* _Exercise directions_: Extract the complete listing and output it unchanged.

* _Listed records_:
——

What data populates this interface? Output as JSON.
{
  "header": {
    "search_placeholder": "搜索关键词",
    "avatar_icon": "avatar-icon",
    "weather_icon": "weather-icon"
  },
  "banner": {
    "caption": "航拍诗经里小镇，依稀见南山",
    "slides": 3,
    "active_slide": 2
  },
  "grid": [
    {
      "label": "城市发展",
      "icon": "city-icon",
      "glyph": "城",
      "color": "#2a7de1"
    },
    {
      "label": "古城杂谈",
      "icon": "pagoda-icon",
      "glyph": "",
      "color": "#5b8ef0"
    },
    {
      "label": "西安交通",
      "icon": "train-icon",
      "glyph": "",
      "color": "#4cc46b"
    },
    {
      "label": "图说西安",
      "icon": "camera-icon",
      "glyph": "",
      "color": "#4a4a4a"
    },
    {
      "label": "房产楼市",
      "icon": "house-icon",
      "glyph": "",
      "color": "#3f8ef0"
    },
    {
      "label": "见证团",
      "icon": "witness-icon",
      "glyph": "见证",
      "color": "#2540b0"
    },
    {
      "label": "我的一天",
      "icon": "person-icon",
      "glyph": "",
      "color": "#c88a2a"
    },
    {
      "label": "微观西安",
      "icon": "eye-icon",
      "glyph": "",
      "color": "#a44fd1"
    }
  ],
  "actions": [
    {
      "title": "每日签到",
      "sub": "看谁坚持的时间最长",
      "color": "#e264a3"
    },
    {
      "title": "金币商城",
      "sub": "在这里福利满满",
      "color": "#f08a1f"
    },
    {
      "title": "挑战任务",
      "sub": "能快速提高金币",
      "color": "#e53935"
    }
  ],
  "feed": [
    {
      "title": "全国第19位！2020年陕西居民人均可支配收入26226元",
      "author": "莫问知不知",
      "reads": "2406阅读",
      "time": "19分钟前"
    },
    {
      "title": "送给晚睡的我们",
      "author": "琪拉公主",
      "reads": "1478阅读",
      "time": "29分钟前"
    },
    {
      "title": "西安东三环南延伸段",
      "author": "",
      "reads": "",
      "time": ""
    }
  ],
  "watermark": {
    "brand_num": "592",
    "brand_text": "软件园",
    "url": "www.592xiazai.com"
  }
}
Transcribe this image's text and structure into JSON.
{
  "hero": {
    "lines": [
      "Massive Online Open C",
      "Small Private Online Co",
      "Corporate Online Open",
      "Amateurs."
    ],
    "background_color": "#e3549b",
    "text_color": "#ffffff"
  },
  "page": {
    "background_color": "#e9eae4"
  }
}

——

* _Complete response_:
What data populates this interface? Output as JSON.
{
  "header": {
    "search_placeholder": "搜索关键词",
    "avatar_icon": "avatar-icon",
    "weather_icon": "weather-icon"
  },
  "banner": {
    "caption": "航拍诗经里小镇，依稀见南山",
    "slides": 3,
    "active_slide": 2
  },
  "grid": [
    {
      "label": "城市发展",
      "icon": "city-icon",
      "glyph": "城",
      "color": "#2a7de1"
    },
    {
      "label": "古城杂谈",
      "icon": "pagoda-icon",
      "glyph": "",
      "color": "#5b8ef0"
    },
    {
      "label": "西安交通",
      "icon": "train-icon",
      "glyph": "",
      "color": "#4cc46b"
    },
    {
      "label": "图说西安",
      "icon": "camera-icon",
      "glyph": "",
      "color": "#4a4a4a"
    },
    {
      "label": "房产楼市",
      "icon": "house-icon",
      "glyph": "",
      "color": "#3f8ef0"
    },
    {
      "label": "见证团",
      "icon": "witness-icon",
      "glyph": "见证",
      "color": "#2540b0"
    },
    {
      "label": "我的一天",
      "icon": "person-icon",
      "glyph": "",
      "color": "#c88a2a"
    },
    {
      "label": "微观西安",
      "icon": "eye-icon",
      "glyph": "",
      "color": "#a44fd1"
    }
  ],
  "actions": [
    {
      "title": "每日签到",
      "sub": "看谁坚持的时间最长",
      "color": "#e264a3"
    },
    {
      "title": "金币商城",
      "sub": "在这里福利满满",
      "color": "#f08a1f"
    },
    {
      "title": "挑战任务",
      "sub": "能快速提高金币",
      "color": "#e53935"
    }
  ],
  "feed": [
    {
      "title": "全国第19位！2020年陕西居民人均可支配收入26226元",
      "author": "莫问知不知",
      "reads": "2406阅读",
      "time": "19分钟前"
    },
    {
      "title": "送给晚睡的我们",
      "author": "琪拉公主",
      "reads": "1478阅读",
      "time": "29分钟前"
    },
    {
      "title": "西安东三环南延伸段",
      "author": "",
      "reads": "",
      "time": ""
    }
  ],
  "watermark": {
    "brand_num": "592",
    "brand_text": "软件园",
    "url": "www.592xiazai.com"
  }
}
Transcribe this image's text and structure into JSON.
{
  "hero": {
    "lines": [
      "Massive Online Open C",
      "Small Private Online Co",
      "Corporate Online Open",
      "Amateurs."
    ],
    "background_color": "#e3549b",
    "text_color": "#ffffff"
  },
  "page": {
    "background_color": "#e9eae4"
  }
}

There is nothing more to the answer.